• _EXERCISE_: Revise the records from the start through the line containing "y-tick-label: 0.3400 xyxy=(130,487,181,503)", changing "bounding boxes" to "box coordinates" and keeping everything else the same.

>> begin MATERIAL SHOWN

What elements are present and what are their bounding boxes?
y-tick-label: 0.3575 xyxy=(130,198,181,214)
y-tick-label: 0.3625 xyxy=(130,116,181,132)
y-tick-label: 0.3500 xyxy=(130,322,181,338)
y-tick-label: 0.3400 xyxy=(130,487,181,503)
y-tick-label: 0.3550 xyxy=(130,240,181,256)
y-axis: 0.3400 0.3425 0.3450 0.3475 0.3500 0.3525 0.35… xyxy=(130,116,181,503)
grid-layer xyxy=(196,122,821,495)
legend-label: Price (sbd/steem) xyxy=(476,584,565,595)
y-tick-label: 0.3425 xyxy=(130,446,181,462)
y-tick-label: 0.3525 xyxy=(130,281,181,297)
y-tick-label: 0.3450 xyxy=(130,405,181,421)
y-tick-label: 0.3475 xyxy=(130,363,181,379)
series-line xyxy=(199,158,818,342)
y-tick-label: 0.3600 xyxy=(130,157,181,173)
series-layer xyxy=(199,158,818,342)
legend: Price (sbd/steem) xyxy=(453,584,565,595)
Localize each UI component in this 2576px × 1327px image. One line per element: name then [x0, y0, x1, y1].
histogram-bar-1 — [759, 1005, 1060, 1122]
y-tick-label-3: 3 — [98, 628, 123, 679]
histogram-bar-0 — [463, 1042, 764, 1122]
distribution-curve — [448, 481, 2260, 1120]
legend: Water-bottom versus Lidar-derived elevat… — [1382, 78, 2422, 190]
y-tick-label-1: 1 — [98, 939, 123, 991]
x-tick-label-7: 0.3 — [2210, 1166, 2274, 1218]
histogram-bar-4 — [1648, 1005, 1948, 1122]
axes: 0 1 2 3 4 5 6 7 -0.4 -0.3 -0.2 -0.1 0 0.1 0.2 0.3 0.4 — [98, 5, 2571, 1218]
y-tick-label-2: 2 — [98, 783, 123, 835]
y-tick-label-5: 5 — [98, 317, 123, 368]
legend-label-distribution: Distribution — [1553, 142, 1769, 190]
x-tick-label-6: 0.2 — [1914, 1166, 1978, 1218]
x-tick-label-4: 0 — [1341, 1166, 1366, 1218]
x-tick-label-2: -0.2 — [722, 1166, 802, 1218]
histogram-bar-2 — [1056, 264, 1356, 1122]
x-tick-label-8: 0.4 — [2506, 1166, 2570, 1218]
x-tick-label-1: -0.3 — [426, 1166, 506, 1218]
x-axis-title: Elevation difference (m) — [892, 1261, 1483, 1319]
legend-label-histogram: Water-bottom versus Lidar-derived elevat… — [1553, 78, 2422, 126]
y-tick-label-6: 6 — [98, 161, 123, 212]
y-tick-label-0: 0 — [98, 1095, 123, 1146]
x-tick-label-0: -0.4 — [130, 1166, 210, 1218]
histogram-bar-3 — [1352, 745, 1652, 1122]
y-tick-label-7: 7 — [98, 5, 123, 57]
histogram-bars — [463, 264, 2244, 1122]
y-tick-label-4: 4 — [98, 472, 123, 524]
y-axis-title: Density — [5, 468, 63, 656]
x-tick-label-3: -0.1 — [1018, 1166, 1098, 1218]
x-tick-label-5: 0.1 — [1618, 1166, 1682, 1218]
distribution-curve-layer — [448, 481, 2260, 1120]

>> end MATERIAL SHOWN

• _RIGHT ANSWER_:
What elements are present and what are their box coordinates?
y-tick-label: 0.3575 xyxy=(130,198,181,214)
y-tick-label: 0.3625 xyxy=(130,116,181,132)
y-tick-label: 0.3500 xyxy=(130,322,181,338)
y-tick-label: 0.3400 xyxy=(130,487,181,503)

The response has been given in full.